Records

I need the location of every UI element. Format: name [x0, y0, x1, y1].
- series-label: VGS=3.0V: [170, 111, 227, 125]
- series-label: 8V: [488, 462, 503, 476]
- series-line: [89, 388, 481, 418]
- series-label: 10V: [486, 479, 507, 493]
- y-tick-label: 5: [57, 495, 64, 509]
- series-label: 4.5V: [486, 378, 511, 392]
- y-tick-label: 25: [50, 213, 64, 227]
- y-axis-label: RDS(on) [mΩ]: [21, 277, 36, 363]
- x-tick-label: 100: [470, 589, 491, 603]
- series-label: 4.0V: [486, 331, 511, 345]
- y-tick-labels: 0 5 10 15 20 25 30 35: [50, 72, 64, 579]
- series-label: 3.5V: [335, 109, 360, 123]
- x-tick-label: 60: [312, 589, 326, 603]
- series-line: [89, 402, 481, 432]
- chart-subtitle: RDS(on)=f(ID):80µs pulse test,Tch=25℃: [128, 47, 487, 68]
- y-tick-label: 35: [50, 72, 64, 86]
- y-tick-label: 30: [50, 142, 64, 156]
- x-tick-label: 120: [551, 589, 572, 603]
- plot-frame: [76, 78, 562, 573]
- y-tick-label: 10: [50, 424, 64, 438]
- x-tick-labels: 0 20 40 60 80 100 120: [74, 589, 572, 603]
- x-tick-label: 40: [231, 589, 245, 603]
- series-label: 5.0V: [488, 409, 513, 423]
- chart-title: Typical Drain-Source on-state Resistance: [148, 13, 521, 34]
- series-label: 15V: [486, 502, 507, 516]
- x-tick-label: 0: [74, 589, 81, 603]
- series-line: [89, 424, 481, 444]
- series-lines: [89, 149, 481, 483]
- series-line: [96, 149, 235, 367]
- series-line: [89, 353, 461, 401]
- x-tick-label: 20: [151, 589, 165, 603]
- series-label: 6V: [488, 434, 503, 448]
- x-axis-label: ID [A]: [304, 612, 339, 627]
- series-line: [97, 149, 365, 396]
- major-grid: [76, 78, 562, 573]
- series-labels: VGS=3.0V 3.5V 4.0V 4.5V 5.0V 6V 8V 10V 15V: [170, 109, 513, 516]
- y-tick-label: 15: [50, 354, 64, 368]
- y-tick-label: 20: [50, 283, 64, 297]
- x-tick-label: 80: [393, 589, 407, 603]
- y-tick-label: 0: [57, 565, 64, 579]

■ Task goal:
Count the lines in the rows above that contain the string "labels". Reply with the number only.

■ Task output:
3